Record extracts:

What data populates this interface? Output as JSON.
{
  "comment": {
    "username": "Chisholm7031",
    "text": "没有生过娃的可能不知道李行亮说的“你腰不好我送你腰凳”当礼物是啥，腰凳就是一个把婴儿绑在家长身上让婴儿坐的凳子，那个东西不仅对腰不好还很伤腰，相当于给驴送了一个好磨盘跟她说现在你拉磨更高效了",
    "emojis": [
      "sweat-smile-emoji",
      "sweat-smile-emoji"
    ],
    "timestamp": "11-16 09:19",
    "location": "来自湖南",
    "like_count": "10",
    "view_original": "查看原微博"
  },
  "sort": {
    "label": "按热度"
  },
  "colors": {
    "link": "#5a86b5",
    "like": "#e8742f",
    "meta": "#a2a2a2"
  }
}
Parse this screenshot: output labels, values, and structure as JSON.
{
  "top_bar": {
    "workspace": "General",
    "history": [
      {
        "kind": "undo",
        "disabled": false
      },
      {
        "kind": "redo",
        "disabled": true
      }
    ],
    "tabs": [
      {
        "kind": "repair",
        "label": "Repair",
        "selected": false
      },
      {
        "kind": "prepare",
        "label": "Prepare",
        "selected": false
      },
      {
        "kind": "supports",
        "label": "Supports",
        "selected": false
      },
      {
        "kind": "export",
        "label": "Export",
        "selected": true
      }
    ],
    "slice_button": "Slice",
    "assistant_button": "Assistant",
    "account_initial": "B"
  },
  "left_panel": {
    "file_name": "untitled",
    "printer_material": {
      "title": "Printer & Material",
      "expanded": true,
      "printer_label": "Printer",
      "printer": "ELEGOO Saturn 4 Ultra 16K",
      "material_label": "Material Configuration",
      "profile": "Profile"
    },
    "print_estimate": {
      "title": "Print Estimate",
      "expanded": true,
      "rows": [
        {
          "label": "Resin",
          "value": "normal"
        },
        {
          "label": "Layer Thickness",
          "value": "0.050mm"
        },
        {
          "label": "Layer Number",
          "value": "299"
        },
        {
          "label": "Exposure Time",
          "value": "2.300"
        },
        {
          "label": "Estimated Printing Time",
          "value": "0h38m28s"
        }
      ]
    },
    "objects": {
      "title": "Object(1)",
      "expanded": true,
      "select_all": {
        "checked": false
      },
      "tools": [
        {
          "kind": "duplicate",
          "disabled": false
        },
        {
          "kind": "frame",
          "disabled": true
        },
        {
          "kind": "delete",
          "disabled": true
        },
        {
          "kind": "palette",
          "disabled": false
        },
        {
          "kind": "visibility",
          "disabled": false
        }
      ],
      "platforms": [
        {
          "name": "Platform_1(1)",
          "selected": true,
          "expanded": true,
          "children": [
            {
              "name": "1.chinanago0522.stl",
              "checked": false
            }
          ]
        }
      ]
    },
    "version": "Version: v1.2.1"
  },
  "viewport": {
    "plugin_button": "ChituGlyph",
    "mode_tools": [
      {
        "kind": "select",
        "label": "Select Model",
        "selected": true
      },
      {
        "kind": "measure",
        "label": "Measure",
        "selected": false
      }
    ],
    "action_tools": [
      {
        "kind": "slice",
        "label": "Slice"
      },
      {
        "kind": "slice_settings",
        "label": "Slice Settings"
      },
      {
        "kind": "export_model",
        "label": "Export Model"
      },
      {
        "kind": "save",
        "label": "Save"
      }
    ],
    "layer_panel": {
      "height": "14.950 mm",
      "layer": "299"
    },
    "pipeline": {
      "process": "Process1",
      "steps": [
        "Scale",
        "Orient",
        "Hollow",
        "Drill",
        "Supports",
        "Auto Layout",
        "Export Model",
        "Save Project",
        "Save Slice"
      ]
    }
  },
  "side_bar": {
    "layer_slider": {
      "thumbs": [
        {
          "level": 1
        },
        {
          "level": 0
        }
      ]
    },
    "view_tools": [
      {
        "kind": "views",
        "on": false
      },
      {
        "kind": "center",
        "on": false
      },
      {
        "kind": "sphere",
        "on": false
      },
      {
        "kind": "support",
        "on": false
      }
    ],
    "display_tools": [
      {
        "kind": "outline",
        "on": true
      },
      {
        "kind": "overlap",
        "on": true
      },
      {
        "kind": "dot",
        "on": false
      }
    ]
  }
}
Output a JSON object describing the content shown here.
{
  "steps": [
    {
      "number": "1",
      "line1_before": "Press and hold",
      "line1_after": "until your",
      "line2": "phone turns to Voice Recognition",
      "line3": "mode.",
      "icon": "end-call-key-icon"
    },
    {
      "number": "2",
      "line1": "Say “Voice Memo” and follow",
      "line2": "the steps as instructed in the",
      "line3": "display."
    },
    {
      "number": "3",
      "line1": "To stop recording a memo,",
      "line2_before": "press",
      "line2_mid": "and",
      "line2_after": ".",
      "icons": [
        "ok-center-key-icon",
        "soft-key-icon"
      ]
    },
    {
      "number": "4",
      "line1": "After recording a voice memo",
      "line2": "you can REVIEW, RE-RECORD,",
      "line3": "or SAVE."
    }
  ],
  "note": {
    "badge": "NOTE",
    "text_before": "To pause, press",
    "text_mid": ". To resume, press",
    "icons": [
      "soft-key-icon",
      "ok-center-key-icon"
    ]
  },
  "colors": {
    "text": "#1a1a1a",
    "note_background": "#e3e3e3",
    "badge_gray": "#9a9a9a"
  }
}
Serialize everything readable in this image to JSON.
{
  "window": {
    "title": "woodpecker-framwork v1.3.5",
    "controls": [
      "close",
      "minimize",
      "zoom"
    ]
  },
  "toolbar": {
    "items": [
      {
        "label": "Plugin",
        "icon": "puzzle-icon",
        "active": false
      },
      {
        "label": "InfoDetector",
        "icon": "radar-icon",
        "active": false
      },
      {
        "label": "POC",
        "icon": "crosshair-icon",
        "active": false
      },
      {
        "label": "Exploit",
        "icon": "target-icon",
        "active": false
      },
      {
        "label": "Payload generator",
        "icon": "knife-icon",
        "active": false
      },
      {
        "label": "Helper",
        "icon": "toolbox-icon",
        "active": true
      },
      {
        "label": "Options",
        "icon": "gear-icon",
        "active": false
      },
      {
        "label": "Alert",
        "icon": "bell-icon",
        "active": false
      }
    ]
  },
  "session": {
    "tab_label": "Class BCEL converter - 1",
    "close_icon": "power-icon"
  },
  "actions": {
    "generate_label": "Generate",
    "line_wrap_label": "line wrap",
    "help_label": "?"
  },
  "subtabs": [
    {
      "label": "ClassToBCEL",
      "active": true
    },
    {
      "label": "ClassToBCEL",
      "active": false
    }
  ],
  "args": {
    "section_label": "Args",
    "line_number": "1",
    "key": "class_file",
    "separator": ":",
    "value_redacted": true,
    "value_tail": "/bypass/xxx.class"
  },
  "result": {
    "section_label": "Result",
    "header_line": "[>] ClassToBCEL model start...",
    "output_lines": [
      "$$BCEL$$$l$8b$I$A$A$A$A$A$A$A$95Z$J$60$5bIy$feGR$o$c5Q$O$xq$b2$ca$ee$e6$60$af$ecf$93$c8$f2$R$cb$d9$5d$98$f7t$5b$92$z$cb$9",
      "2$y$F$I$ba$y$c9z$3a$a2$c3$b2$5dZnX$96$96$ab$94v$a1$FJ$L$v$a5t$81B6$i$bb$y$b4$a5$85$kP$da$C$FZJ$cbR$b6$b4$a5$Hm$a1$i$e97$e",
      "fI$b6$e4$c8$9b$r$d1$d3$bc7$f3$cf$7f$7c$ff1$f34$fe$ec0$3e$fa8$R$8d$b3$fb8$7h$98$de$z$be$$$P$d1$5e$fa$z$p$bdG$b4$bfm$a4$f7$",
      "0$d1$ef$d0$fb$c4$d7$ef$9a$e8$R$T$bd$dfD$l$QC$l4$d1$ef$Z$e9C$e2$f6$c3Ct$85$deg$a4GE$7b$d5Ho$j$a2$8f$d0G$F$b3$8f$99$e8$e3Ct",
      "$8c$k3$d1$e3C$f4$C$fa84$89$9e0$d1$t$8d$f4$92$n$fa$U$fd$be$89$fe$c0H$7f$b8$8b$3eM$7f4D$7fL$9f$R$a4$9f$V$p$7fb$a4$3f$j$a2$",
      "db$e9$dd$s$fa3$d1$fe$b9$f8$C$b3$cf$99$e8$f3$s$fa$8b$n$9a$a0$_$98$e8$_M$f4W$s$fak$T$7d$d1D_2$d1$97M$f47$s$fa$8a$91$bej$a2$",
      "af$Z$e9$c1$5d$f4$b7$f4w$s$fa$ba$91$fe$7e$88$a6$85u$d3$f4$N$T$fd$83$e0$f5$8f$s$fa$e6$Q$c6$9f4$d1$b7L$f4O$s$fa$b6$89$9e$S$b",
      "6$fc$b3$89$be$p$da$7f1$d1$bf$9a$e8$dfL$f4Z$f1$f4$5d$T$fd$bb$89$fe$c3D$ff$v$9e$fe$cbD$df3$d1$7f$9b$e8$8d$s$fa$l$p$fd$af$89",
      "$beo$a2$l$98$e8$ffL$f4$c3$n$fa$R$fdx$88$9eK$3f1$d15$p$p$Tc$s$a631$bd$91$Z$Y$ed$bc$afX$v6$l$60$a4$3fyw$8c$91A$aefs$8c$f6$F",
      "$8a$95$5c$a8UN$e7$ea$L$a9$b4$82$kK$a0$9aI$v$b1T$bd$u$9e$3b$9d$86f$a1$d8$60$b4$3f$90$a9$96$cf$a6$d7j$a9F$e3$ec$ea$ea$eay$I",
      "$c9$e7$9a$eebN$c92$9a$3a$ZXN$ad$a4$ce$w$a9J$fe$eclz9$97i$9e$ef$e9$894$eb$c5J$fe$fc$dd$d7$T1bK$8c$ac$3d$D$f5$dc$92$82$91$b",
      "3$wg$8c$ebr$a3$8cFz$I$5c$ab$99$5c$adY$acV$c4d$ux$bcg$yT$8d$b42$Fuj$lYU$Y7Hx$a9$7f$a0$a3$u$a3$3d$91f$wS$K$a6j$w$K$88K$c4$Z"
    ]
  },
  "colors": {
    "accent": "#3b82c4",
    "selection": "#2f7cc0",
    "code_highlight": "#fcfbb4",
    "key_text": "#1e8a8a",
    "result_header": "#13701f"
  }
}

Instruction: Every line holding "center" should be copied out.

Answer to this problem:
        "kind": "center",
        "ok-center-key-icon",
      "ok-center-key-icon"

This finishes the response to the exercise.